THE EXERCISE:
Go through the entries and count the lines with the string "adapter" in them. Give only that number.

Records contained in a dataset
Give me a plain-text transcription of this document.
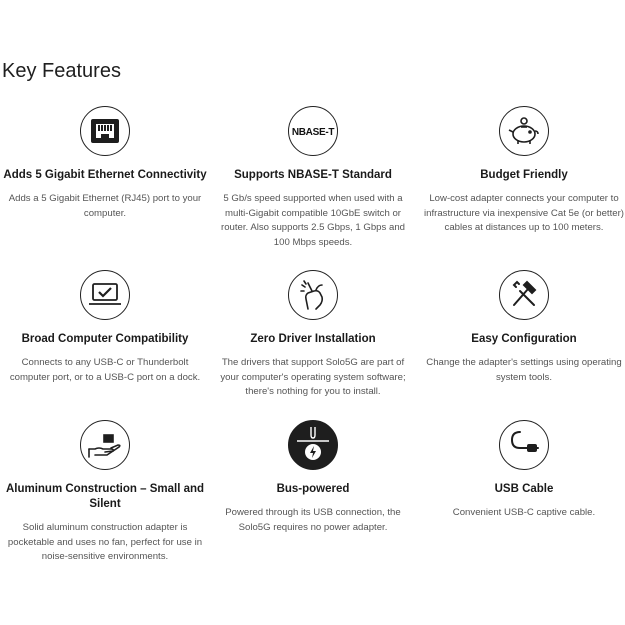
Key Features
Adds 5 Gigabit Ethernet Connectivity
Adds a 5 Gigabit Ethernet (RJ45) port to your computer.
NBASE-T
Supports NBASE-T Standard
5 Gb/s speed supported when used with a multi-Gigabit compatible 10GbE switch or router. Also supports 2.5 Gbps, 1 Gbps and 100 Mbps speeds.
Budget Friendly
Low-cost adapter connects your computer to infrastructure via inexpensive Cat 5e (or better) cables at distances up to 100 meters.
Broad Computer Compatibility
Connects to any USB-C or Thunderbolt computer port, or to a USB-C port on a dock.
Zero Driver Installation
The drivers that support Solo5G are part of your computer's operating system software; there's nothing for you to install.
Easy Configuration
Change the adapter's settings using operating system tools.
Aluminum Construction – Small and Silent
Solid aluminum construction adapter is pocketable and uses no fan, perfect for use in noise-sensitive environments.
Bus-powered
Powered through its USB connection, the Solo5G requires no power adapter.
USB Cable
Convenient USB-C captive cable.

RESPONSE:
4